* What you need to do: Pick out each line of the records that includes the string "subtitle", and copy it.

[Entries with figure data]
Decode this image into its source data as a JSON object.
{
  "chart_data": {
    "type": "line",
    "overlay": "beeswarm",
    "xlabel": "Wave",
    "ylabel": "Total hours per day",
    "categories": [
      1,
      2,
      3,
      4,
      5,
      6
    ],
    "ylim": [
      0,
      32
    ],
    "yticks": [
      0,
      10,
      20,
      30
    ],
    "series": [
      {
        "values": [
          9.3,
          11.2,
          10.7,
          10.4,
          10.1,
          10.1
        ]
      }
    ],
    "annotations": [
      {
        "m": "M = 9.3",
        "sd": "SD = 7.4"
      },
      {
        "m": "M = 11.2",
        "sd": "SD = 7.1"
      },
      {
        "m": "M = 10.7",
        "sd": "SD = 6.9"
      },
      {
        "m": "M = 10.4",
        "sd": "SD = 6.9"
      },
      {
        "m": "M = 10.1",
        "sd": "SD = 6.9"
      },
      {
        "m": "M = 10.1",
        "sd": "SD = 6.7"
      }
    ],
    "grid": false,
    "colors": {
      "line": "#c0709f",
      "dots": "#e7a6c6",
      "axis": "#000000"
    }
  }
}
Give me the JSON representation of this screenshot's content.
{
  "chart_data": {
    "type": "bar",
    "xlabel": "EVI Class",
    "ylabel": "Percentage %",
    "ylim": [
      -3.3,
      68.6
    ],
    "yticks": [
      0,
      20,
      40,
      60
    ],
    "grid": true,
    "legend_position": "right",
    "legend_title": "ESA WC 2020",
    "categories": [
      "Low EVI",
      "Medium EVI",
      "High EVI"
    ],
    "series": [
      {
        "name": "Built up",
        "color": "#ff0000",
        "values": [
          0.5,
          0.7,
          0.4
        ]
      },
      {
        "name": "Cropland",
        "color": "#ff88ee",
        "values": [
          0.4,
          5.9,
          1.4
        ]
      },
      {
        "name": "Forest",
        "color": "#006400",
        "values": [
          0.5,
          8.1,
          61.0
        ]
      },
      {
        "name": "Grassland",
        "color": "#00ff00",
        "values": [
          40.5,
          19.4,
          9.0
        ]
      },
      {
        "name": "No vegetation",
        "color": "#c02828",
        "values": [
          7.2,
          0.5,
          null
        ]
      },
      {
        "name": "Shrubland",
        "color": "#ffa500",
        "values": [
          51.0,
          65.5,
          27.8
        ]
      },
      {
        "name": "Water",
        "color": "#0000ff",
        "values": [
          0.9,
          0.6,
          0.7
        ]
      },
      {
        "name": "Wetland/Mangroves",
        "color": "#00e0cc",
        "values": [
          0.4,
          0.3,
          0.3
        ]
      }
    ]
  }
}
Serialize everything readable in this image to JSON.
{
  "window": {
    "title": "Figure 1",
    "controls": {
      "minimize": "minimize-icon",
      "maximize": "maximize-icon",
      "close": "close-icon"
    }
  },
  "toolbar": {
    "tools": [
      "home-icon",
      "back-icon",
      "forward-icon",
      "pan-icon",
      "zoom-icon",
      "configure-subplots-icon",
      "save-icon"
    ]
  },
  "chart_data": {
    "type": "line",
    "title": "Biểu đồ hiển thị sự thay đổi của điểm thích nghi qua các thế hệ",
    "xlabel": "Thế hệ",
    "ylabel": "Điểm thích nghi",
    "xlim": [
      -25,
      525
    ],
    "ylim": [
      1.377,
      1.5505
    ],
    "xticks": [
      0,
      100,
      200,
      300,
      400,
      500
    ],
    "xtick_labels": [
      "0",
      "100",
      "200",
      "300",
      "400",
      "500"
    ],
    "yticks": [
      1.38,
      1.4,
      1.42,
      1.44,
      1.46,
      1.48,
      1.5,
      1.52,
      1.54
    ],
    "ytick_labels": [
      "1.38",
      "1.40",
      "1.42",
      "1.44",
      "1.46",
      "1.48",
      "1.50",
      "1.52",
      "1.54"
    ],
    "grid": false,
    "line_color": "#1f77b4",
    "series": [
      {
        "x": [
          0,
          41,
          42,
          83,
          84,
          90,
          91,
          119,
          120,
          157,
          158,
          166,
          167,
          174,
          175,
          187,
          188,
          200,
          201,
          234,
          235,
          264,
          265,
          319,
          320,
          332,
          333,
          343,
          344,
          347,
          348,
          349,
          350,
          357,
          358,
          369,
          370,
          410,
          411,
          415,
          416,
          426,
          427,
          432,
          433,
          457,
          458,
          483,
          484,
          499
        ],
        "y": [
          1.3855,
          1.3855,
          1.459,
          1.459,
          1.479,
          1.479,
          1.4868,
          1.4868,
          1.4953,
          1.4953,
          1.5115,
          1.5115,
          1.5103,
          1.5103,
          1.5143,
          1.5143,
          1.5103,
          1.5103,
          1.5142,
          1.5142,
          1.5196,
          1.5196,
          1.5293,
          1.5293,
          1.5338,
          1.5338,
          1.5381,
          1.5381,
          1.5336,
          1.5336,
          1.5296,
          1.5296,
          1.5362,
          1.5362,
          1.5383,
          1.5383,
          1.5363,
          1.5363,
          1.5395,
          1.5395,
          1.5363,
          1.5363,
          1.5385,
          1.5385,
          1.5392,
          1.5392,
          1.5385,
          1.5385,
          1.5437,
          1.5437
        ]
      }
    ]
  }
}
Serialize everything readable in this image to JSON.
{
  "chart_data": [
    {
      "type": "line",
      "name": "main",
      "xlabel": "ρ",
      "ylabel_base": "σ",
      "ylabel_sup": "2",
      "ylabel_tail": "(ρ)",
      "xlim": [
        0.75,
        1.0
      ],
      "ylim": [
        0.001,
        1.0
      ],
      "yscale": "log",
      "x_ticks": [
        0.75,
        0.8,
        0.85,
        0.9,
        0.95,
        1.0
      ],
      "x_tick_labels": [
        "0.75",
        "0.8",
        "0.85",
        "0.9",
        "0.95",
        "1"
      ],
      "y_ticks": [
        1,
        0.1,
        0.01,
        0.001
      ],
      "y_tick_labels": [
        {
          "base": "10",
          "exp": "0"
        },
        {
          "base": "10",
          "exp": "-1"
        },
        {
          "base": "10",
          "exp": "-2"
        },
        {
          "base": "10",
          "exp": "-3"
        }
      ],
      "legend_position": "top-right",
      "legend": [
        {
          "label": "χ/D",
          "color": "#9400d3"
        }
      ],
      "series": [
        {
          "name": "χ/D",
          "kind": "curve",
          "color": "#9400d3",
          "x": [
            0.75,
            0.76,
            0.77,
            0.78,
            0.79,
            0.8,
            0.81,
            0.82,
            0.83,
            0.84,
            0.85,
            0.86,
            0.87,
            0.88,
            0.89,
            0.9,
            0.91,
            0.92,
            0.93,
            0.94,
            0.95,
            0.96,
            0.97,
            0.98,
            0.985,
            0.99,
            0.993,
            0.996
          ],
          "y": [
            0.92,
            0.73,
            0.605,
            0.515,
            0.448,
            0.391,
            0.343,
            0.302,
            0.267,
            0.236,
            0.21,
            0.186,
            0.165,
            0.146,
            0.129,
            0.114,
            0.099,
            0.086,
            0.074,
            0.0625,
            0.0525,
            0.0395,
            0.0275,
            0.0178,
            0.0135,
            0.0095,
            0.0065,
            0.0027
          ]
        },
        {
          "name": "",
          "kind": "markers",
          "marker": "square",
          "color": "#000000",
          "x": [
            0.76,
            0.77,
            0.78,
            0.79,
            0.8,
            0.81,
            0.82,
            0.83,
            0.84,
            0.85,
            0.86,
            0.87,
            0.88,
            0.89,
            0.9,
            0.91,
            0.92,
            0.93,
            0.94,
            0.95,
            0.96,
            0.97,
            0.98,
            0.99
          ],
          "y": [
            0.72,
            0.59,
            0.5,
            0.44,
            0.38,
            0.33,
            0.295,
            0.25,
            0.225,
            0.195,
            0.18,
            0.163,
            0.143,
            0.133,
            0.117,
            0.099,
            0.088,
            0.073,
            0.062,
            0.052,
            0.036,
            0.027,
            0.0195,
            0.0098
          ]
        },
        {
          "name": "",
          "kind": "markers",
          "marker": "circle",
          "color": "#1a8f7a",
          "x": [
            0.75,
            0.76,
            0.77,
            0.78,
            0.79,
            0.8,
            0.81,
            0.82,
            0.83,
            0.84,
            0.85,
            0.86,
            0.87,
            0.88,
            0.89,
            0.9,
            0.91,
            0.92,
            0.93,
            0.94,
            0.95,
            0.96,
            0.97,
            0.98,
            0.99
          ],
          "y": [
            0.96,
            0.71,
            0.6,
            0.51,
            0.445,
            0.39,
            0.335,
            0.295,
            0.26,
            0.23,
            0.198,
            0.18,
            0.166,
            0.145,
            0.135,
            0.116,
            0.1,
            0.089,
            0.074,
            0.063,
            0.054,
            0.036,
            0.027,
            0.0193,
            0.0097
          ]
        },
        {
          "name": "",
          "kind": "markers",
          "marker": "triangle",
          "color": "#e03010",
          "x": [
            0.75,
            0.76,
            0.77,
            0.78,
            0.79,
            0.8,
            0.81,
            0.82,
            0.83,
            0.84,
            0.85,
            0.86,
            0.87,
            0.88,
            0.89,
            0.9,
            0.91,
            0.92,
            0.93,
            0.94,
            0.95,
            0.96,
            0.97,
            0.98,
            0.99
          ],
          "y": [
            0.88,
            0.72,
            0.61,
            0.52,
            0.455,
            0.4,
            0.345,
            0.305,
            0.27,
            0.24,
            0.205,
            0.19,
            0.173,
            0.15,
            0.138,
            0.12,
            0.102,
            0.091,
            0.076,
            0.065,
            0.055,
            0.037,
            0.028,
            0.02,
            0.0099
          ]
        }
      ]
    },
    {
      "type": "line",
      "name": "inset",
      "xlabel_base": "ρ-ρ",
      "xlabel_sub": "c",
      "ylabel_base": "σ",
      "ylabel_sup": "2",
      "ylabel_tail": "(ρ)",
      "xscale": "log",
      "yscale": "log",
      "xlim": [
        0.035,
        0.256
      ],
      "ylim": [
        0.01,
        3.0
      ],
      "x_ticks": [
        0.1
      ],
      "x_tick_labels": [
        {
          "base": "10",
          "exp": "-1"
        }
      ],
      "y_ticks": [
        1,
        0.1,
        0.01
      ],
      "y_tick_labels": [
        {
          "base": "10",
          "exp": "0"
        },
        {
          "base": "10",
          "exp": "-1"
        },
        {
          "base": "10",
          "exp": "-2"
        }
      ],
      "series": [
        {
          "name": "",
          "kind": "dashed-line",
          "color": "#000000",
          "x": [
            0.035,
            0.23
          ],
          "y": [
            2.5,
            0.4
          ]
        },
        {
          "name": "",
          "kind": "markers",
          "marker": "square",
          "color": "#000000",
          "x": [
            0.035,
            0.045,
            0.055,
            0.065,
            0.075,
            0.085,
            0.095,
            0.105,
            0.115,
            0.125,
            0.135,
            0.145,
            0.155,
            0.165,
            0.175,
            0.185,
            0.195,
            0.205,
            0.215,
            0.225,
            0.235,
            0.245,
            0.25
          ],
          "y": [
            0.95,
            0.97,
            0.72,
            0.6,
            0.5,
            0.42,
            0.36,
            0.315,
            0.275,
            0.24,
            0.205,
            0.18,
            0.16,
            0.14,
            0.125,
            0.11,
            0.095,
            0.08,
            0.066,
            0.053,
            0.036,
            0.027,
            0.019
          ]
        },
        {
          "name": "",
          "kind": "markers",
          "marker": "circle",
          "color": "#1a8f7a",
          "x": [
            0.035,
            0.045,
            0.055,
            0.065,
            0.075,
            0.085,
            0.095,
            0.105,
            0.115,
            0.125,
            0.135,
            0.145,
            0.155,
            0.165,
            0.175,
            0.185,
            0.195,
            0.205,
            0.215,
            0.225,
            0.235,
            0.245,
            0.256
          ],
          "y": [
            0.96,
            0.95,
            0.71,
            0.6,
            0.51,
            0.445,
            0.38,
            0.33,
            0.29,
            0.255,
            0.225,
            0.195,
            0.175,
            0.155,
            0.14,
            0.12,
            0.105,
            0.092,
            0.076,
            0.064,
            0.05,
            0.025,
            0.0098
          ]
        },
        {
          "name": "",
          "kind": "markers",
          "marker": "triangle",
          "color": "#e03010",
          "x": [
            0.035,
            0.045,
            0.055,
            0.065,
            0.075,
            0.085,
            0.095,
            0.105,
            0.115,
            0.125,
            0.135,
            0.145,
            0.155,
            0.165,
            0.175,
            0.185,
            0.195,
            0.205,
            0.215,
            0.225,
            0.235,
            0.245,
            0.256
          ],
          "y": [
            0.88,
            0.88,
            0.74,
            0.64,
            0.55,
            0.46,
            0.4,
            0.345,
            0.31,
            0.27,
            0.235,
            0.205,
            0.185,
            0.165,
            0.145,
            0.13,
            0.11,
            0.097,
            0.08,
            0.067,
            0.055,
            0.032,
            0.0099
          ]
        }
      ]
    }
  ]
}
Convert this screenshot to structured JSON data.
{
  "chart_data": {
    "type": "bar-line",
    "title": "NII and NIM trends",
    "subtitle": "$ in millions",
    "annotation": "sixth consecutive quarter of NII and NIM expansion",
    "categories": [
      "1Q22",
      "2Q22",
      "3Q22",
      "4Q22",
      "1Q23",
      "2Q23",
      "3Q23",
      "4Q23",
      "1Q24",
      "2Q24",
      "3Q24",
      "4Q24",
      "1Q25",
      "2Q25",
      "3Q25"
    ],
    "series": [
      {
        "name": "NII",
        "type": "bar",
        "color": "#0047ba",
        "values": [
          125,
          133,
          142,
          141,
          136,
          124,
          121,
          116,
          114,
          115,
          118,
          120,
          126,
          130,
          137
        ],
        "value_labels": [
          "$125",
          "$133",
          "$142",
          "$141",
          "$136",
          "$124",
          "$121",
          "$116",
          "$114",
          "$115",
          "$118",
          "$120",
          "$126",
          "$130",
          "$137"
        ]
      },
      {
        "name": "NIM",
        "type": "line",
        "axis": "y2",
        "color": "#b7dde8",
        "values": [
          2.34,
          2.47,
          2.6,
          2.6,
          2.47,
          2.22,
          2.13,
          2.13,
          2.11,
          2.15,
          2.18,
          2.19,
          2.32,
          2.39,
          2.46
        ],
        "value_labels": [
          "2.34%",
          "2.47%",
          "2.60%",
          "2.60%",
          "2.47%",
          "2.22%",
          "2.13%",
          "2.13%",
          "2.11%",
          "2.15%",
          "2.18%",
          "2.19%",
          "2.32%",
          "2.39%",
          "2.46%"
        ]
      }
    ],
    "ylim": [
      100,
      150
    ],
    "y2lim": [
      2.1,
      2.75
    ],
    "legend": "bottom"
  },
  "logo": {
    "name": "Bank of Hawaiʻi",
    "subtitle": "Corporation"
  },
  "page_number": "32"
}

* The result:
    "subtitle": "$ in millions",
    "subtitle": "Corporation"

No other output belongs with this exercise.